## begin Data records
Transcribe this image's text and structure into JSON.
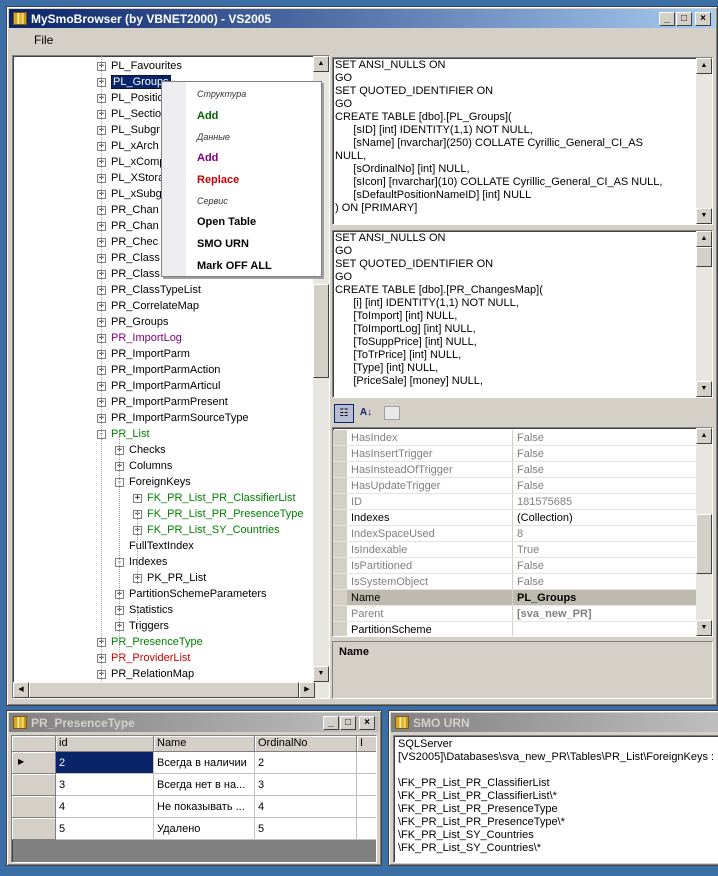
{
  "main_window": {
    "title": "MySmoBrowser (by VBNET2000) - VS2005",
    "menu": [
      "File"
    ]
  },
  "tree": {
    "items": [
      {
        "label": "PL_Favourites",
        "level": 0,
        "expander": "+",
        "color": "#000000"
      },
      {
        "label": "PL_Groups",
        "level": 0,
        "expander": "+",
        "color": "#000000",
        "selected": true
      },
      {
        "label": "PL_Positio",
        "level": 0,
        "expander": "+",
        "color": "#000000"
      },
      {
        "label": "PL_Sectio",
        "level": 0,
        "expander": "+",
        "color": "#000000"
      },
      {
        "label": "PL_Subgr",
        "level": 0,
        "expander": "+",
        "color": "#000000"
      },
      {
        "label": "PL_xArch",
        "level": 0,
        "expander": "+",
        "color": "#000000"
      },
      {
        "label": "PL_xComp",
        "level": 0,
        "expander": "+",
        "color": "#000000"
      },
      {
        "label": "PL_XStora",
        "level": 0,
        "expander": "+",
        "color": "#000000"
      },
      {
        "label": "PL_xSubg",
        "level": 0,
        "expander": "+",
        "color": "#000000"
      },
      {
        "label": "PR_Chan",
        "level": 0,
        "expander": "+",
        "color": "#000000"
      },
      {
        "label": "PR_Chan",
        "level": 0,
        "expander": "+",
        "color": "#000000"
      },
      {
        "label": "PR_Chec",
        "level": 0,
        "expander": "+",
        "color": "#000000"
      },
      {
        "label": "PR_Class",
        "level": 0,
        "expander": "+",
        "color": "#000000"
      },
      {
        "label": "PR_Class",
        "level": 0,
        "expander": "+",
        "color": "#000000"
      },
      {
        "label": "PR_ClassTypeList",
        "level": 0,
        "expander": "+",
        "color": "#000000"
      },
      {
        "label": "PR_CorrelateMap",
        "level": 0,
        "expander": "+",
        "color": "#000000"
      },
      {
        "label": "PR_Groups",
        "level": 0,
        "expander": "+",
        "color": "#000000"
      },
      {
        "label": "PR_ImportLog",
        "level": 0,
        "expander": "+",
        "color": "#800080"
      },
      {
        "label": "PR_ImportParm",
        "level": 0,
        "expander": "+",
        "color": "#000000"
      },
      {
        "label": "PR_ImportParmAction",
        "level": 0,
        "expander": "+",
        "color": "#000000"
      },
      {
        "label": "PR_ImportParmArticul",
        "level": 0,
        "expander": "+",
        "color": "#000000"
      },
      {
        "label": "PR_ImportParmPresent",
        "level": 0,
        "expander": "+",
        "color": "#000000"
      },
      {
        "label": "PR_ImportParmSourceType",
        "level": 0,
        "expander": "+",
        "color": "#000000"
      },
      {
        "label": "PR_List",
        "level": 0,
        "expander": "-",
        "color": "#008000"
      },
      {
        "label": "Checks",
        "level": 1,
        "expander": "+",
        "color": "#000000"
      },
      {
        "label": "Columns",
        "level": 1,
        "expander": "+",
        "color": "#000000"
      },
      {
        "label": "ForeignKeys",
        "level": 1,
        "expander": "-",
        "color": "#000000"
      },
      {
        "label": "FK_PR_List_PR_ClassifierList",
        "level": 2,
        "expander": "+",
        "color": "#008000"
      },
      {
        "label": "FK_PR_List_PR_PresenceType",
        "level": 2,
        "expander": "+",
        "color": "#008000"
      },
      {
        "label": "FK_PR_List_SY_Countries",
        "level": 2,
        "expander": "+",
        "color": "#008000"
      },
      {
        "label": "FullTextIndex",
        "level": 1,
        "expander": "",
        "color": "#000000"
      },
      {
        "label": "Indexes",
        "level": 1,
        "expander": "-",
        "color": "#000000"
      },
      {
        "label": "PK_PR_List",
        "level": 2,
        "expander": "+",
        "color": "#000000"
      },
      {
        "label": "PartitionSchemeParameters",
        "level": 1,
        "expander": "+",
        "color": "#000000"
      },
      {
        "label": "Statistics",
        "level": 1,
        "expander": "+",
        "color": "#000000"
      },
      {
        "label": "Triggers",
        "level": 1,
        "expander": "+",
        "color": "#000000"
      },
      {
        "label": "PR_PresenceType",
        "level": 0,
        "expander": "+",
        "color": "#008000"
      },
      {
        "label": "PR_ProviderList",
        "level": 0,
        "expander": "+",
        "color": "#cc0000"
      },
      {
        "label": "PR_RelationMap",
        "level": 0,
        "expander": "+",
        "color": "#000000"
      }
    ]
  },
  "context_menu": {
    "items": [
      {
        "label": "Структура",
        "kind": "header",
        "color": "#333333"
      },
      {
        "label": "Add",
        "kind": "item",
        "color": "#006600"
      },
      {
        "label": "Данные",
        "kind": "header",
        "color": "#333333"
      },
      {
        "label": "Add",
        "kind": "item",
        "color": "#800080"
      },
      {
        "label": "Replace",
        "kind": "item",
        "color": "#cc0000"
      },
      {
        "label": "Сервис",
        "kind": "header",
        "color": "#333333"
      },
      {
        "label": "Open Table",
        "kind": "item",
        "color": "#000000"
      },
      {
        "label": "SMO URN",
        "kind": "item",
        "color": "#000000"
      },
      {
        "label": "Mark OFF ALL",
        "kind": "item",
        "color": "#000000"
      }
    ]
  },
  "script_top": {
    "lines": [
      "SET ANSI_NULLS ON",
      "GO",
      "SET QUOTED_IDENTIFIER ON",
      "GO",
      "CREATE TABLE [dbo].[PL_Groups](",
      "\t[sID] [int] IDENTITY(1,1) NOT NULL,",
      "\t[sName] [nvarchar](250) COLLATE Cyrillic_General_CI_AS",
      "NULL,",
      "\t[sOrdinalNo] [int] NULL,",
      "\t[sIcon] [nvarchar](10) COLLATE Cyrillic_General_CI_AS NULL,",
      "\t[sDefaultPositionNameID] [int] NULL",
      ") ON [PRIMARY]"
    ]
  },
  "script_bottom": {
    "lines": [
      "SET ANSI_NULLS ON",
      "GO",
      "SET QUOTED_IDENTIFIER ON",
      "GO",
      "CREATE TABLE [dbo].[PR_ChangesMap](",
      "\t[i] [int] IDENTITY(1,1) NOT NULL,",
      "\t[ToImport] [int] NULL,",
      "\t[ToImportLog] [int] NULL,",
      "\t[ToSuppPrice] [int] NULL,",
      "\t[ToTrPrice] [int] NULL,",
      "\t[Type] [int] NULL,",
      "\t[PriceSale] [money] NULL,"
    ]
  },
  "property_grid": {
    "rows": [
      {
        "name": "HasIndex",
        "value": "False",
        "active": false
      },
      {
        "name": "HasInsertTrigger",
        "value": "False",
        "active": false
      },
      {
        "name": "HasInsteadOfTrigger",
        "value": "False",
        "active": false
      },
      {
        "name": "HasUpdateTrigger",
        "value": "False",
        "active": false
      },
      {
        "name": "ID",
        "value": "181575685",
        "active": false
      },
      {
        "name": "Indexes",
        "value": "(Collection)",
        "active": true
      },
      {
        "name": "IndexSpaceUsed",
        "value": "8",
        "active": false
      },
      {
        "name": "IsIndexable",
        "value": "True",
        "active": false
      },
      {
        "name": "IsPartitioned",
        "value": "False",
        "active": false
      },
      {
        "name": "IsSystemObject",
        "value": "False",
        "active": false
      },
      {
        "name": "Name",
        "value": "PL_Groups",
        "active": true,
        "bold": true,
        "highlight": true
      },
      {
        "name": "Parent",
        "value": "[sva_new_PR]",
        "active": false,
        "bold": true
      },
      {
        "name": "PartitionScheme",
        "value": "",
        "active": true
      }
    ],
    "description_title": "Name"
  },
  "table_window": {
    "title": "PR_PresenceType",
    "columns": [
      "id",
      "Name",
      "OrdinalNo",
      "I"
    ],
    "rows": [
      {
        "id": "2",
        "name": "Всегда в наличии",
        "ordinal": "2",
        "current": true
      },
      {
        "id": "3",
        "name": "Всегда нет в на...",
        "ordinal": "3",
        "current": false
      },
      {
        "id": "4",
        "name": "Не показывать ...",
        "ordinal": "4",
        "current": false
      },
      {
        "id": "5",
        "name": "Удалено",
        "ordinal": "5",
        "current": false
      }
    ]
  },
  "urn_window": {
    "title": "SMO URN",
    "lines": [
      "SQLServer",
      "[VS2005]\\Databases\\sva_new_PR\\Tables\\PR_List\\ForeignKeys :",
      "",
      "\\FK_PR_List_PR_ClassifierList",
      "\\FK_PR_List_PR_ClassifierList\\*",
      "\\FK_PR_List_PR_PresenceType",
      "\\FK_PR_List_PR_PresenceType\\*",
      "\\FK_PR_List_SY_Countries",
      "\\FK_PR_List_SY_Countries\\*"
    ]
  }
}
## end Data records
Objective ::
Extract all lines from the material above that include the word "nvarchar".

Output for this exercise ::
      "\t[sName] [nvarchar](250) COLLATE Cyrillic_General_CI_AS",
      "\t[sIcon] [nvarchar](10) COLLATE Cyrillic_General_CI_AS NULL,",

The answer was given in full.